Would you pull out every line of the material that contains the string "произнес"?

──────── ENTRIES SHOWN

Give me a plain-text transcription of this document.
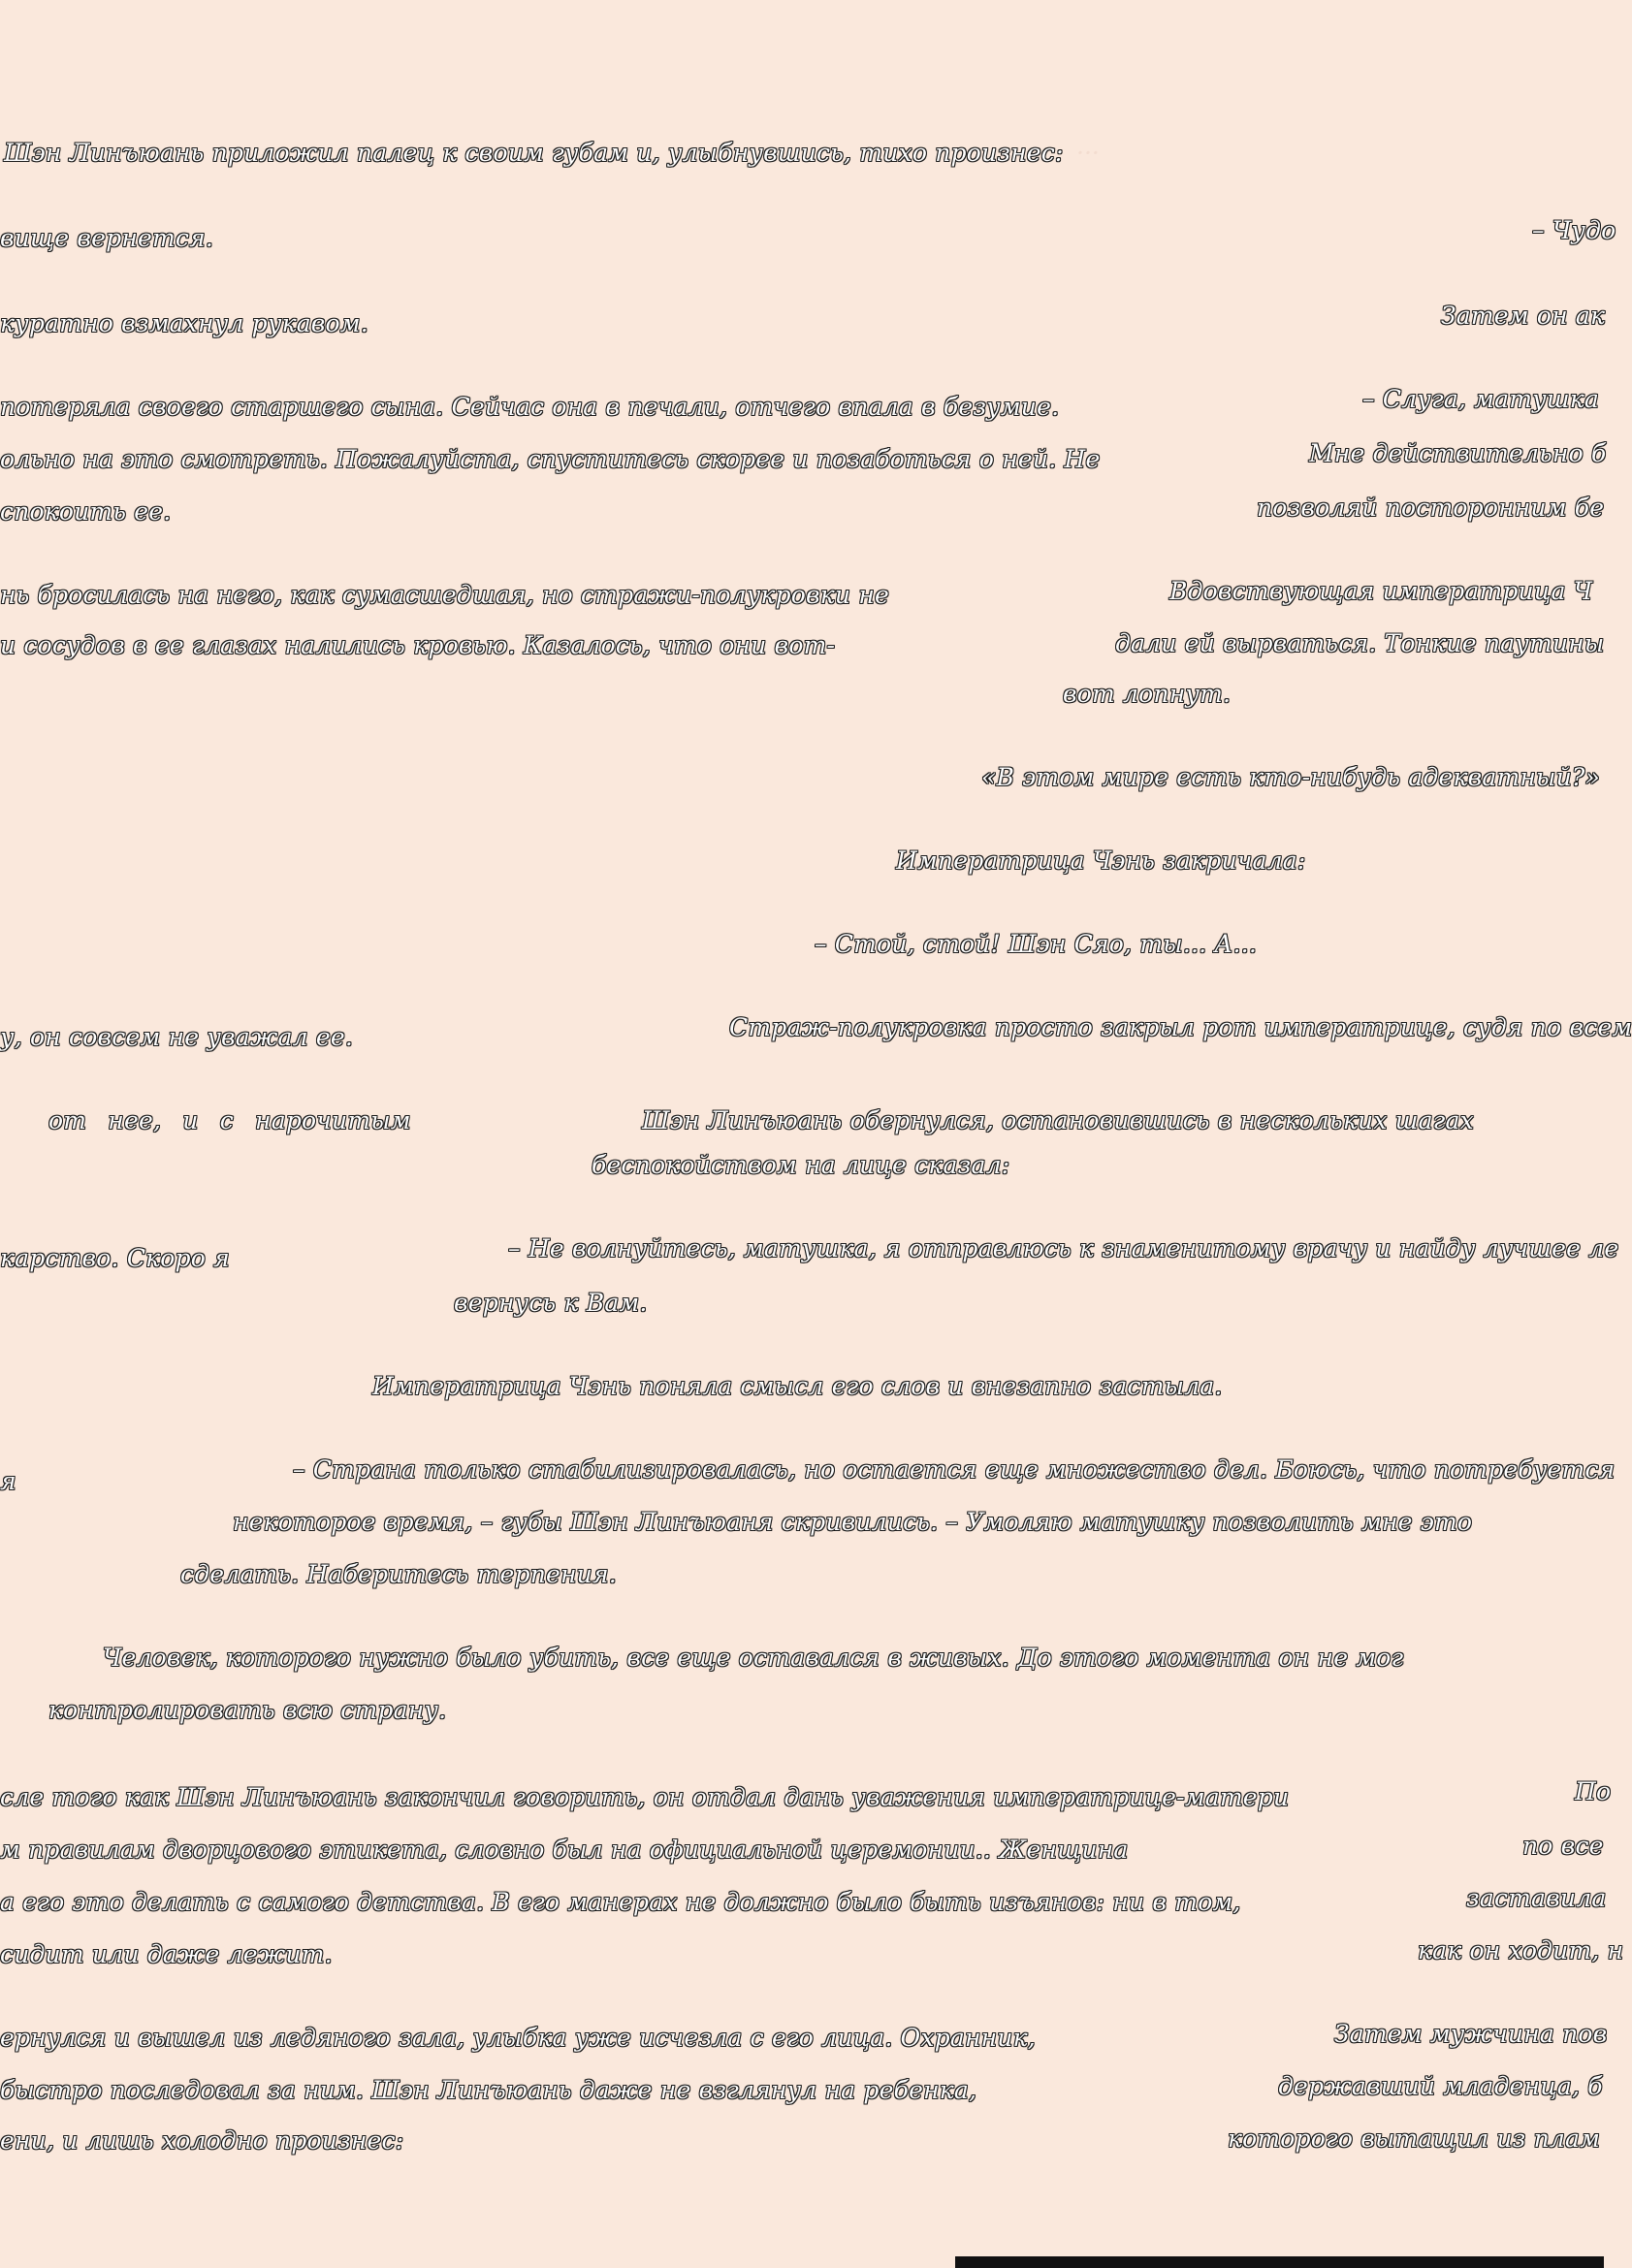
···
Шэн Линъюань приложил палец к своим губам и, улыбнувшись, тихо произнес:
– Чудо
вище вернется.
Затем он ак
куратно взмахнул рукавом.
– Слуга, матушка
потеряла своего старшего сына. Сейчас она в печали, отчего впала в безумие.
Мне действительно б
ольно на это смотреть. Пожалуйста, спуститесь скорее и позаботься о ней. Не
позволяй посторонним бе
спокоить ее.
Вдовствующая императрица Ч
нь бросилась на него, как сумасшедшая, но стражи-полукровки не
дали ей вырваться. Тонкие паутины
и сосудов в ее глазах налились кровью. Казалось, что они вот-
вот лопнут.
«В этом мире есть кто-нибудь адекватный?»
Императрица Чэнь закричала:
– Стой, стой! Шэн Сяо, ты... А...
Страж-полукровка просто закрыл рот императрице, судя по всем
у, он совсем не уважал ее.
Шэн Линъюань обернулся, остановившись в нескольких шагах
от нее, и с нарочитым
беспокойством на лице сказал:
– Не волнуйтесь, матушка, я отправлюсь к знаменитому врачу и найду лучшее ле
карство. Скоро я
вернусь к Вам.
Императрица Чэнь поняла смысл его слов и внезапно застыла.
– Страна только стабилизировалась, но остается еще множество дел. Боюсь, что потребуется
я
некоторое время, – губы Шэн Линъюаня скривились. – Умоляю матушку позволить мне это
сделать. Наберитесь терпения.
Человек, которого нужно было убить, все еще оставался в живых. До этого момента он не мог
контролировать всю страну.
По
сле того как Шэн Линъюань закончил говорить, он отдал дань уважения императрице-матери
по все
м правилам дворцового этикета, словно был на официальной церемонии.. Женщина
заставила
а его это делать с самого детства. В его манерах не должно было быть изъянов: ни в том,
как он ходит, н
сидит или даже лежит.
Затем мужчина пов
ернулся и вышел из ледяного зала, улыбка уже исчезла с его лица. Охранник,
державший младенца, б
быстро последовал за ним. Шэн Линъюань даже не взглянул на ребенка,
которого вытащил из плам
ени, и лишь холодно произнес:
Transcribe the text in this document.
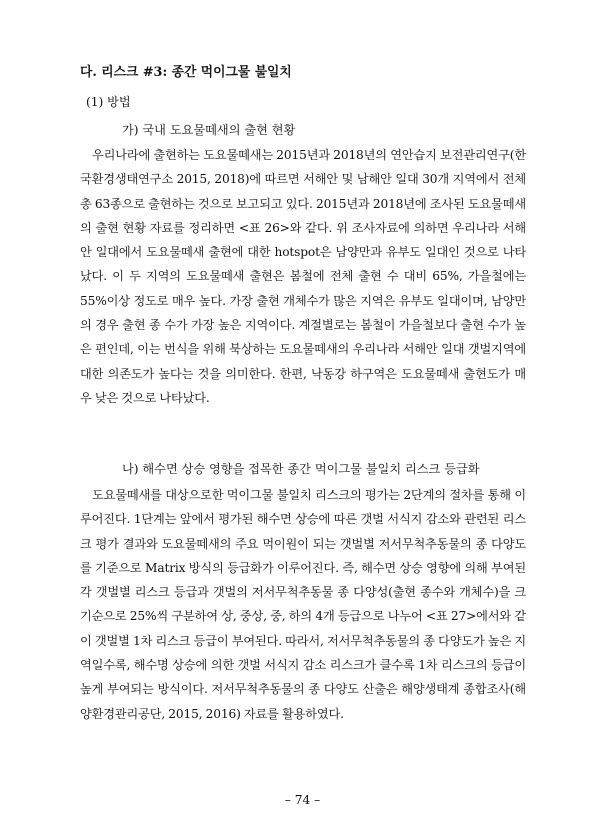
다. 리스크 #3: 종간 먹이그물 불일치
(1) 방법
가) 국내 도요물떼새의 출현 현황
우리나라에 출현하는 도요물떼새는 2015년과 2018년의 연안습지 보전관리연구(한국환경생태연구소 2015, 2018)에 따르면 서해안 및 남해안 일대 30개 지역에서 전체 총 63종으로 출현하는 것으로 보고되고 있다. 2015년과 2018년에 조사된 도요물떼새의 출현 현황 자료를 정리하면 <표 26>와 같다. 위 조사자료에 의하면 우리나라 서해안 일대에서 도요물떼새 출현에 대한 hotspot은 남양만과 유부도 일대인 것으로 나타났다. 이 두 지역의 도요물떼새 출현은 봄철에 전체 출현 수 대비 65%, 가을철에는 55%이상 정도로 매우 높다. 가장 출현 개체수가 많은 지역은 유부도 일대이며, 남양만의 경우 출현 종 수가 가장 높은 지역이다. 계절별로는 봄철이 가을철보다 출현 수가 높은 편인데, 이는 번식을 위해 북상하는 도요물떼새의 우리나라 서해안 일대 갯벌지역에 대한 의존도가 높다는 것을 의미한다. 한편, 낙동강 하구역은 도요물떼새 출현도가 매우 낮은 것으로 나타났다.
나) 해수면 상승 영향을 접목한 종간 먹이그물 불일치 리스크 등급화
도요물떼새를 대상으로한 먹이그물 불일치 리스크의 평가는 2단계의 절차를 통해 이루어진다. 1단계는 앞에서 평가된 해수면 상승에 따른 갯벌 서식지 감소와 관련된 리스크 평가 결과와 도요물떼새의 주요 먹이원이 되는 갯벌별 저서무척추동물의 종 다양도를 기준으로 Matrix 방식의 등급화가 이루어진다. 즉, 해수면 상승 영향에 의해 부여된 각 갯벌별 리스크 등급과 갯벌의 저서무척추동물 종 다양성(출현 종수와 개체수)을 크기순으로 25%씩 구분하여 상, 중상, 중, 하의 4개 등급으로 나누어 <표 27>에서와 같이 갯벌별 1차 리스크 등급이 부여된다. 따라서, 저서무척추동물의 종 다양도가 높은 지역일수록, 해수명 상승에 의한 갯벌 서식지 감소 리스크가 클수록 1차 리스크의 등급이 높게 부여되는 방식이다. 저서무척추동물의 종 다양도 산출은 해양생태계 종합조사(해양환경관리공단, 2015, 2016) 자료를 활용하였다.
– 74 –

────────────────

§ ANSWER:
Шэн Линъюань приложил палец к своим губам и, улыбнувшись, тихо произнес:
ени, и лишь холодно произнес:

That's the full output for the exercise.